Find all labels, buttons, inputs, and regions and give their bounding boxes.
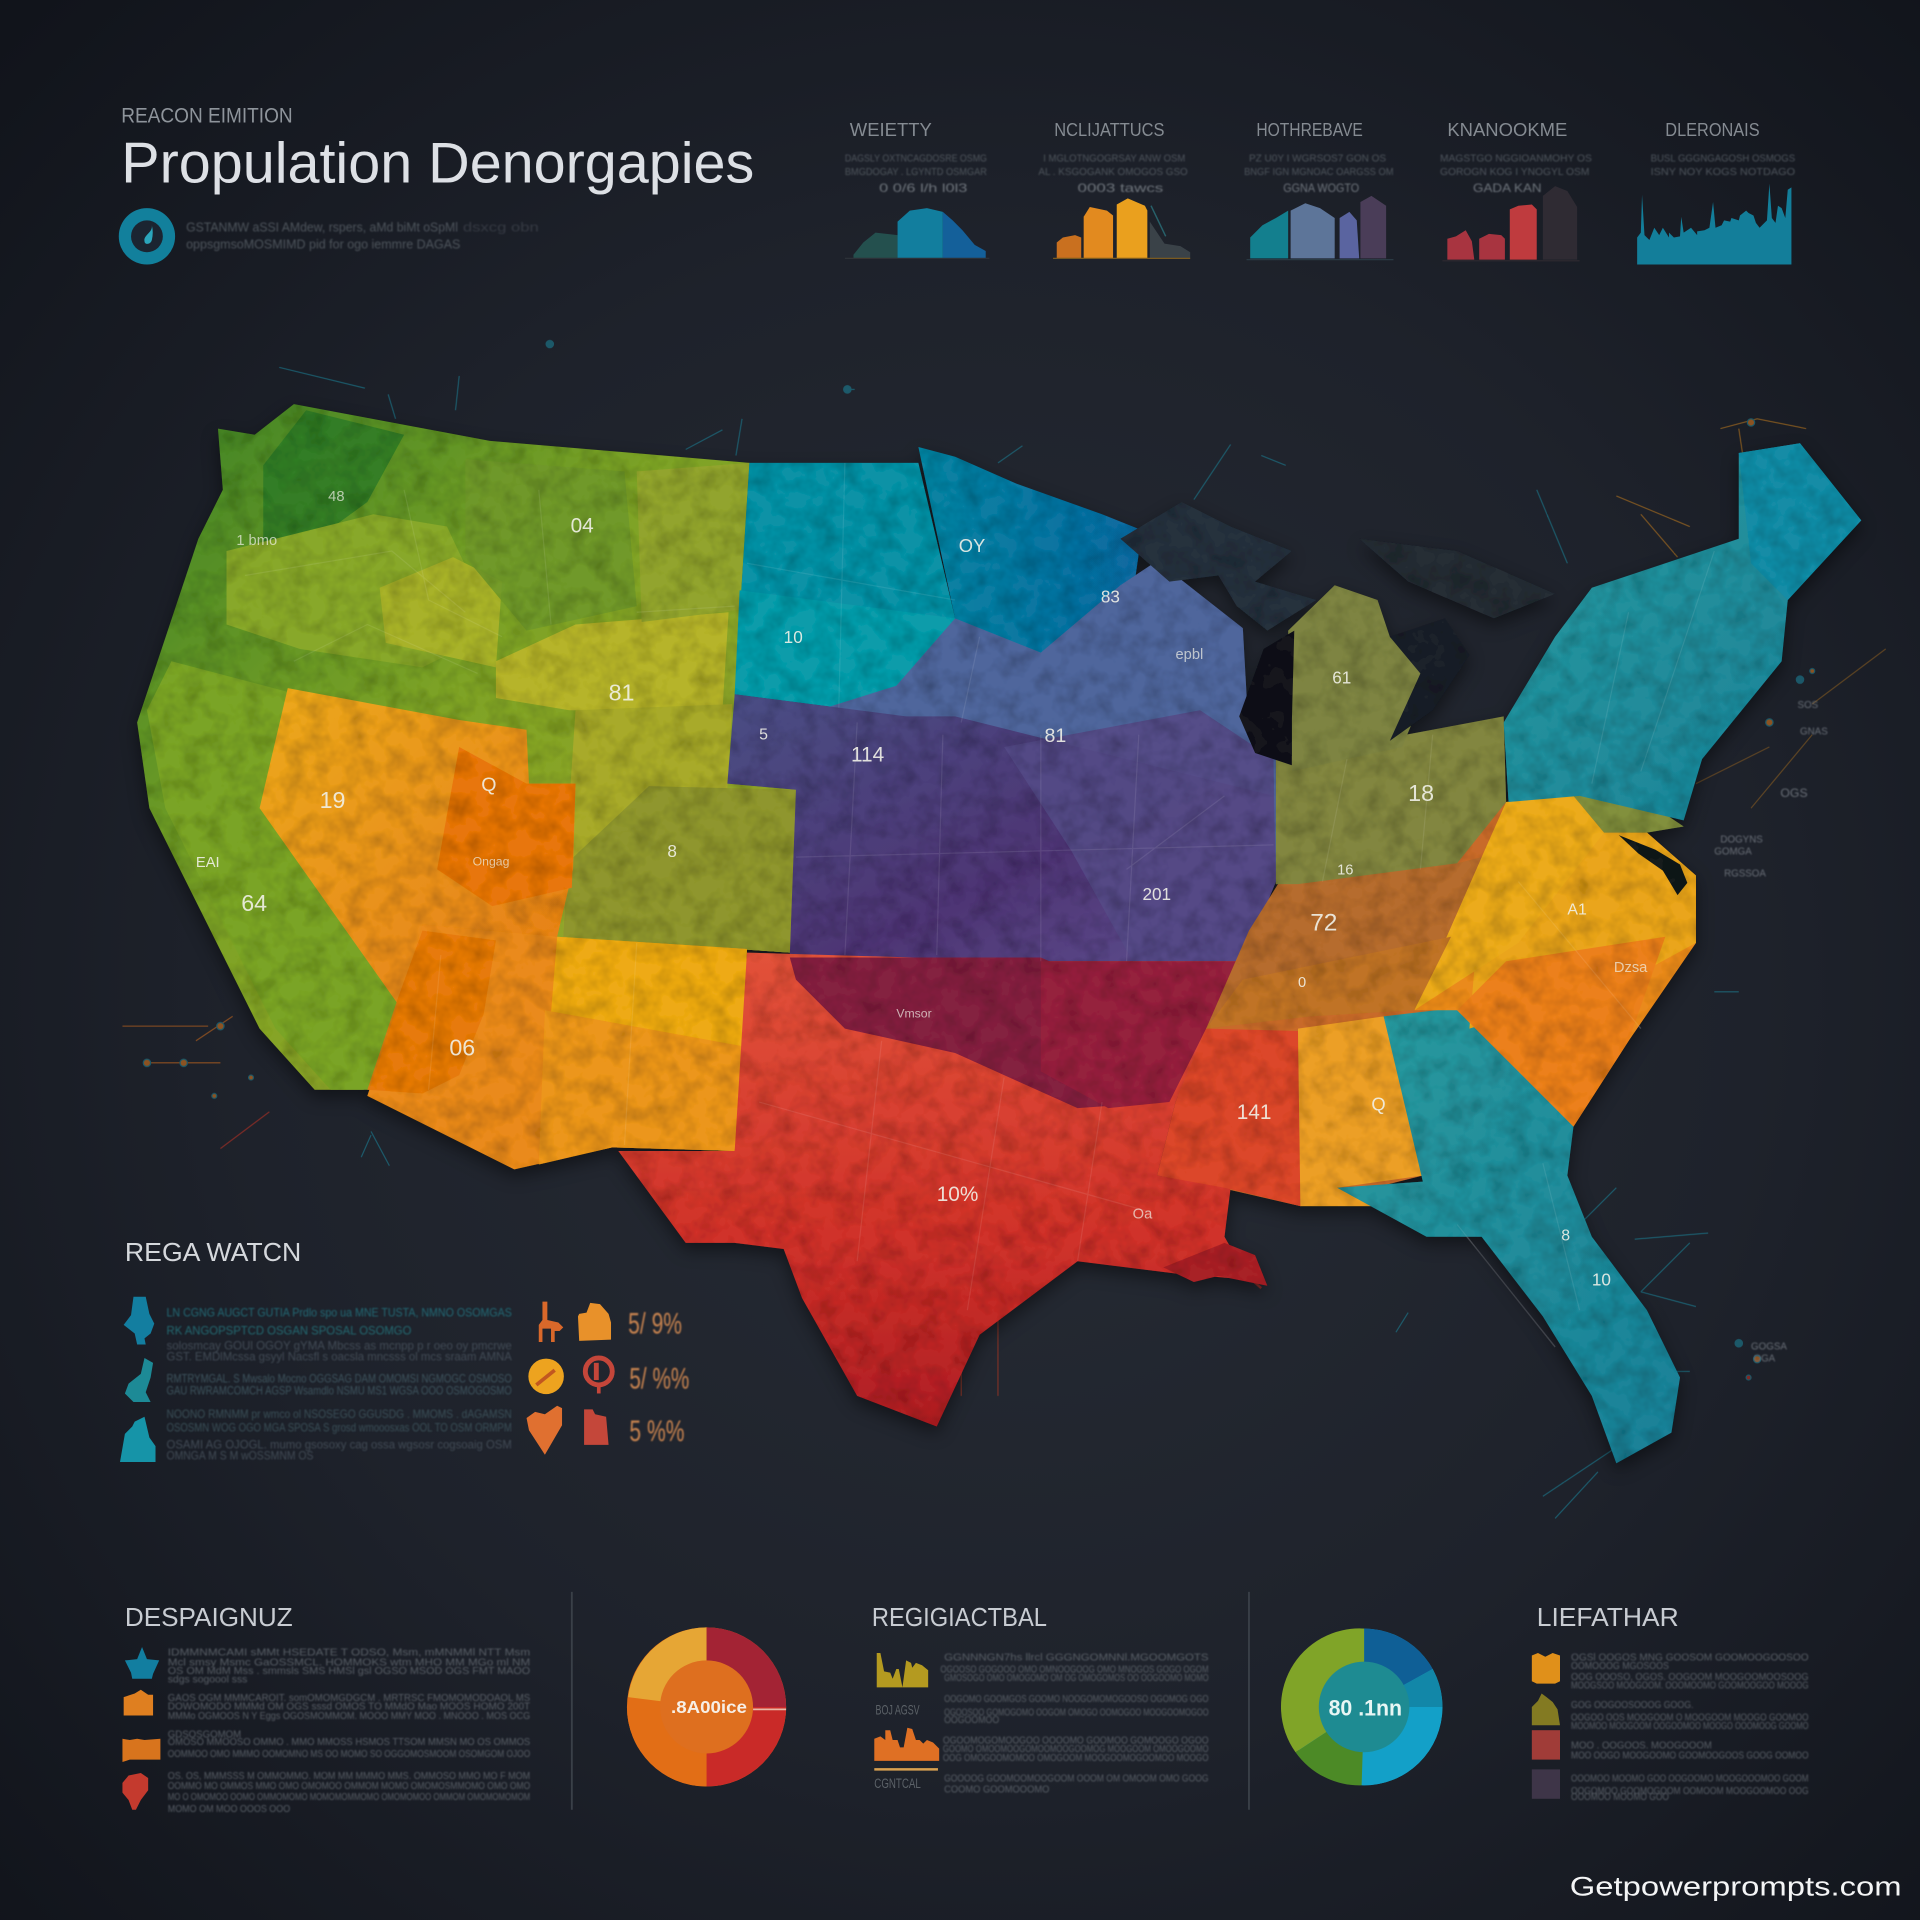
region: northwest dark forest [263, 410, 404, 557]
intro text: GSTANMW aSSI AMdew, rspers, aMd biMt oSpMl [186, 219, 458, 234]
map number labels: 16 [1337, 862, 1353, 878]
region: south maroon [790, 958, 1206, 1108]
map number labels: 19 [320, 787, 345, 813]
description text: MMMo OGMOOS N Y Eggs OGOSMOMMOM. MOOO MMY MOO . MNOOO . MOS OCG [168, 1711, 530, 1722]
description text: OOMMOO OMO MMMO OOMOMNO MS OO MOMO SO OGGOMOSMOOM OSOMGOM OJOO [168, 1749, 530, 1760]
heading: LIEFATHAR [1537, 1604, 1679, 1632]
description text [168, 1648, 531, 1815]
description text: MO O OMOMOO OOMO OMMOMOMO MOMOMOMMOMO OMOMOMOO OMMOM OMOMOMOMOM [168, 1792, 530, 1803]
region: utah colorado olive [563, 704, 796, 953]
region: idaho olive patch [227, 514, 496, 667]
description text: MOOMOO MOOGOOM OOGOOMOO MOOGO OOOMOOG GOOMO [1571, 1721, 1809, 1732]
bar chart [1053, 198, 1190, 258]
map number labels: 8 [667, 841, 677, 861]
region: northwest green [137, 404, 798, 1090]
description text: GGNNNGN7hs llrcl GGGNGOMNNl.MGOOMGOTS [944, 1652, 1209, 1663]
chart: orange donut [627, 1627, 786, 1787]
panel: demographics list [122, 1604, 531, 1815]
description text: RK ANGOPSPTCD OSGAN SPOSAL OSOMGO [167, 1324, 411, 1338]
map number labels: A1 [1567, 902, 1587, 919]
map number labels: 5 [759, 727, 768, 744]
panel: legend list [1532, 1604, 1809, 1803]
map number labels: 18 [1408, 780, 1434, 806]
description text: OOG OOOSO, OGOS. OOGOOM MOOGOOMOOSOOG [1571, 1672, 1809, 1683]
intro text [186, 219, 539, 252]
east coast mini annotations: GOMGA [1714, 847, 1752, 858]
map number labels: Q [1371, 1094, 1386, 1115]
map number labels: 114 [851, 744, 884, 767]
intro text: oppsgmsoMOSMIMD pid for ogo iemmre DAGAS [186, 237, 460, 252]
heading: WEIETTY [850, 119, 932, 140]
description text: OOMMO MO OMMOS MMO OMO OMOMOO OMMOM MOMO OMOMOSMMOMO OMO OMO [168, 1781, 530, 1792]
description text: RMTRYMGAL. S Mwsalo Mocno OGGSAG DAM OMOMSI NGMOGC OSMOSO [167, 1371, 512, 1385]
description [1244, 154, 1393, 195]
region: michigan olive [1288, 585, 1433, 771]
map number labels: 8 [1561, 1227, 1570, 1244]
description text: OOGOOMOO [944, 1715, 999, 1726]
description text: OOOMOO MOOMO GOO [1571, 1792, 1669, 1803]
region: gulf coast fringe [1163, 1243, 1267, 1286]
map number labels: 06 [449, 1035, 475, 1061]
description text: GDSOSGOMOM [168, 1730, 241, 1741]
legend swatches [1532, 1653, 1560, 1799]
description: MAGSTGO NGGIOANMOHY OS [1440, 154, 1592, 165]
heading: DLERONAIS [1665, 119, 1760, 140]
percentages: 5 %% [629, 1415, 684, 1448]
description text: MOO OOGO MOOGOOMO GOOMOOGOOS GOOG OOMOO [1571, 1750, 1809, 1761]
region: carolinas orange [1414, 833, 1696, 1127]
mini bar chart: olive [877, 1653, 928, 1687]
region: plains purple [727, 694, 1276, 961]
icons [122, 1647, 160, 1810]
east coast mini annotations: OGS [1780, 786, 1808, 800]
bar chart [1247, 196, 1393, 260]
icons: teal group [120, 1297, 156, 1462]
description: ISNY NOY KOGS NOTDAGO [1651, 167, 1796, 178]
description text: OMOSO MMOOSO OMMO . MMO MMOSS HSMOS TTSOM MMSN MO OS OMMOS [168, 1737, 530, 1748]
map number labels: EAI [196, 855, 220, 871]
description: GOROGN KOG I YNOGYL OSM [1440, 167, 1589, 178]
map: population regions of the United States [137, 404, 1861, 1463]
description text: Mcl smsy Msmc GaOSSMCL. HOMMOKS wtm MHO MM MGo ml NM [168, 1657, 530, 1668]
east coast mini annotations [1714, 700, 1828, 1365]
map number labels: 04 [571, 515, 594, 538]
description: BUSL GGGNGAGOSH OSMOGS [1651, 154, 1796, 165]
region: southeast underlay [1160, 796, 1696, 1206]
percentages: 5/ %% [629, 1363, 689, 1396]
map number labels: 72 [1310, 910, 1337, 937]
heading: NCLIJATTUCS [1054, 119, 1164, 140]
description [1440, 154, 1592, 195]
map number labels: 81 [609, 679, 634, 705]
region: virginia yellow [1414, 796, 1604, 1010]
region: mississippi red [1157, 1029, 1300, 1206]
donut value: .8A00ice [671, 1697, 747, 1717]
map number labels: 1 bmo [236, 533, 277, 549]
map number labels: OY [959, 535, 985, 556]
east coast mini annotations: GOGSA [1751, 1341, 1787, 1352]
description: PZ U0Y I WGRSOS7 GON OS [1249, 154, 1387, 165]
east coast mini annotations: SOS [1798, 700, 1819, 711]
map number labels: Vmsor [896, 1007, 932, 1021]
panel: regional bars list [872, 1604, 1209, 1796]
description text: GOOOOG GOOMOOMOOGOOM OOOM OM OMOOM OMO GOOG [944, 1774, 1209, 1785]
description text: NOONO RMNMM pr wmco ol NSOSEGO GGUSDG . MMOMS . dAGAMSN [167, 1407, 512, 1421]
east coast mini annotations: RGSSOA [1724, 869, 1766, 880]
map number labels: 64 [241, 890, 267, 916]
map number labels: 81 [1044, 725, 1066, 747]
divider line 1 [571, 1592, 573, 1810]
east coast mini annotations: DOGYNS [1720, 834, 1763, 845]
header: eyebrow, title and intro [119, 104, 754, 264]
description text: OOGOMO GOOMGOS GOOMO NOOGOMOMOGOOSO OGOMOG OGO [944, 1694, 1209, 1705]
description [1651, 154, 1796, 178]
description text: GAU RWRAMCOMCH AGSP Wsamdlo NSMU MS1 WGSA OOO OSMOGOSMO [167, 1384, 512, 1398]
map number labels: Dzsa [1614, 960, 1648, 976]
description text: OGSl OOGOS MNG GOOSOM GOOMOOGOOSOO [1571, 1652, 1809, 1663]
map number labels: 61 [1332, 667, 1351, 687]
region: minnesota wisconsin blue [918, 447, 1169, 682]
region: arizona new mexico orange [367, 924, 747, 1169]
description text: OOGOMOO GOOMOGOOM OOMOOM MOOGOOMOO OOG [1571, 1786, 1809, 1797]
description text: MOMO OM MOO OOOS OOO [168, 1804, 290, 1815]
description text: MOO . OOGOOS. MOOGOOOM [1571, 1741, 1712, 1752]
description text: OS OM MdM Mss . smmsls SMS HMSl gsl OGSO MSOD OGS FMT MAOO [168, 1666, 530, 1677]
description text: COOMO GOOMOOOMO [944, 1785, 1049, 1796]
description text: OGOOMOGOMOOGOO OOOOMO GOOMOO GOMOOGO OGOO [943, 1736, 1209, 1747]
description text: MOOGSOO MOOGOOM. OOOMOOMO GOOMOOGOO MOOOG [1571, 1681, 1809, 1692]
region: great lakes gap [1239, 631, 1294, 765]
label: CGNTCAL [874, 1776, 921, 1791]
panel: top chart 4 [1440, 119, 1592, 261]
panel: regional legend [120, 1239, 689, 1463]
heading: DESPAIGNUZ [125, 1604, 293, 1632]
map number labels: Ongag [473, 855, 510, 869]
eyebrow label: REACON EIMITION [121, 104, 293, 127]
description: BNGF IGN MGNOAC OARGSS OM [1244, 167, 1393, 178]
description text: LN CGNG AUGCT GUTIA Prdlo spo ua MNE TUSTA, NMNO OSOMGAS [167, 1305, 512, 1319]
map number labels: 201 [1142, 884, 1171, 904]
heading: REGA WATCN [125, 1239, 301, 1267]
description text [1571, 1652, 1809, 1803]
description: GADA KAN [1473, 181, 1542, 195]
chart: green blue donut [1281, 1628, 1442, 1785]
icons: orange group [527, 1302, 612, 1455]
heading: REGIGIACTBAL [872, 1604, 1047, 1632]
area chart [845, 208, 989, 258]
east coast mini annotations: OGA [1753, 1354, 1776, 1365]
spiky bar chart [1637, 184, 1791, 264]
description: AL . KSGOGANK OMOGOS GSO [1038, 167, 1188, 178]
map number labels: 10% [937, 1183, 978, 1206]
percentages [628, 1307, 689, 1448]
icon: teal badge [119, 208, 175, 264]
description text: OS. OS, MMMSSS M OMMOMMO. MOM MM MMMO MMS. OMMOSO MMO MO F MOM [168, 1771, 530, 1782]
description text: sdgs sogoool sss [168, 1674, 247, 1685]
panel: top chart 3 [1244, 119, 1393, 260]
heading: KNANOOKME [1447, 119, 1567, 140]
region: northeast teal [1504, 443, 1861, 820]
panel: top chart 5 [1637, 119, 1796, 264]
panel: top chart 1 [845, 119, 989, 258]
region: new mexico yellow [551, 937, 747, 1047]
description text: OSOSMN WOG OGO MGA SPOSA S grosd wmooosxas OOL TO OSM ORMPM [167, 1420, 512, 1434]
description text [167, 1305, 513, 1463]
description [845, 154, 987, 195]
map splatter: background ink marks [122, 340, 1886, 1518]
region: iowa illinois slate [798, 561, 1276, 918]
description text: IDMMNMCAMI sMMt HSEDATE T ODSO, Msm, mMNMMl NTT Msm [168, 1648, 530, 1659]
map number labels: 48 [328, 489, 345, 505]
description text: GOG OOGOOSOOOG GOOG. [1571, 1700, 1693, 1711]
east coast mini annotations: GNAS [1800, 727, 1828, 738]
description: BMGDOGAY . LGYNTD OSMGAR [845, 167, 987, 178]
map number labels: 141 [1237, 1101, 1271, 1124]
description text: OOMOOOG MGOSOOS [1571, 1661, 1669, 1672]
map number labels: epbl [1176, 647, 1203, 663]
title: Propulation Denorgapies [121, 131, 754, 195]
region: atlantic dark fringe [1619, 835, 1687, 895]
description: I MGLOTNGOGRSAY ANW OSM [1043, 154, 1185, 165]
mini bar chart: red orange [874, 1728, 939, 1761]
description: DAGSLY OXTNCAGDOSRE OSMG [845, 154, 987, 165]
map number labels: Q [481, 774, 496, 796]
description [1038, 154, 1188, 195]
region: south red [618, 953, 1249, 1427]
description text: GMOSOGO OMO OMOGOMO OM OG OMOGOMOS OO OOGOOMO MOMO [944, 1673, 1209, 1684]
description text: OMNGA M S M wOSSMNM OS [167, 1449, 313, 1463]
intro text: dsxcg obn [463, 219, 539, 234]
donut value: 80 .1nn [1329, 1696, 1402, 1721]
description text: solosmcay GOUl OGOY gYMA Mbcss as mcnpp p r oeo oy pmcrwe [167, 1338, 512, 1352]
region: dakotas teal [735, 463, 955, 716]
region: ohio indiana olive [1276, 716, 1506, 884]
map number labels [196, 489, 1648, 1290]
divider line 2 [1248, 1592, 1250, 1810]
description text: OSAMI AG OJOGL. mumo gsosoxy cag ossa wgsosr cogsoaig OSM [167, 1438, 512, 1452]
label: BOJ AGSV [876, 1702, 920, 1717]
region: kentucky tennessee brown [1206, 857, 1482, 1029]
county boundary lines [245, 463, 1714, 1347]
map number labels: 10 [784, 627, 803, 647]
description text [940, 1652, 1209, 1796]
region: lake splashes [1120, 502, 1316, 631]
description text: GOOMO OMOOMOOGOMOOMOOGOOMOG MOOGOOM OMOOGOOMO [943, 1744, 1209, 1755]
heading: HOTHREBAVE [1256, 119, 1363, 140]
region: california lime [147, 661, 398, 1090]
watermark: Getpowerprompts.com [1570, 1872, 1902, 1902]
description: GGNA WOGTO [1283, 181, 1359, 195]
region: alabama yellow [1298, 1016, 1423, 1206]
region: nevada yellow [260, 688, 576, 1004]
description text: OOGOO OOS MOOGOOM O MOOGOOM MOOGO GOOMOO [1571, 1712, 1809, 1723]
region: georgia florida teal [1337, 1008, 1680, 1463]
region: utah deep orange [437, 747, 576, 906]
map number labels: 0 [1298, 975, 1306, 991]
description text: OOOMOO MOOMO GOO OOGOOMO MOOGOOOMOO GOOM [1571, 1774, 1809, 1785]
map number labels: 10 [1592, 1270, 1611, 1290]
description: 0 0/6 l/h l0l3 [879, 181, 968, 195]
description text: DOWOMODO MMMd OM OGS sssd OMOS TO MMdO Mao MOOS HOMO 200T [168, 1701, 531, 1712]
description text: OOG OMOGOOMOMOO OMOGOOM MOOGOOMOGOOMOO MOOGO [943, 1753, 1209, 1764]
panel: top chart 2 [1038, 119, 1190, 258]
description text: GAOS OGM MMMCAROIT. somOMOMGDGCM . MRTRSC FMOMOMODOAOL MS [168, 1693, 530, 1704]
percentages: 5/ 9% [628, 1307, 682, 1340]
description text: OGOOSO GOGOOO OMO OMNOOGOOG OMO MNOGOS GOGO OGOM [940, 1665, 1209, 1676]
map number labels: Oa [1133, 1206, 1153, 1222]
bar chart [1442, 186, 1580, 261]
description: 0003 tawcs [1078, 181, 1163, 195]
description text: OGOOSOO GOMOGOMO OOGOM OMOGO OOMOGOO MOOGOOMOGOO [944, 1708, 1209, 1719]
map number labels: 83 [1101, 586, 1120, 606]
description text: GST. EMDlMcssa gsyyl Nacsfl s oacsla mncsss ol mcs sraam AMNA [167, 1349, 513, 1363]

=-=-=

From the listing, copy the lines unchanged, beginning with the line that contains "region: northwest dark" and continuing through the line that contains "region: idaho olive", with both of those lines included.

_The response_:
region: northwest dark forest [263, 410, 404, 557]
intro text: GSTANMW aSSI AMdew, rspers, aMd biMt oSpMl [186, 219, 458, 234]
map number labels: 16 [1337, 862, 1353, 878]
region: south maroon [790, 958, 1206, 1108]
map number labels: 19 [320, 787, 345, 813]
description text: MMMo OGMOOS N Y Eggs OGOSMOMMOM. MOOO MMY MOO . MNOOO . MOS OCG [168, 1711, 530, 1722]
description text: OOMMOO OMO MMMO OOMOMNO MS OO MOMO SO OGGOMOSMOOM OSOMGOM OJOO [168, 1749, 530, 1760]
heading: LIEFATHAR [1537, 1604, 1679, 1632]
description text [168, 1648, 531, 1815]
description text: MO O OMOMOO OOMO OMMOMOMO MOMOMOMMOMO OMOMOMOO OMMOM OMOMOMOMOM [168, 1792, 530, 1803]
region: utah colorado olive [563, 704, 796, 953]
region: idaho olive patch [227, 514, 496, 667]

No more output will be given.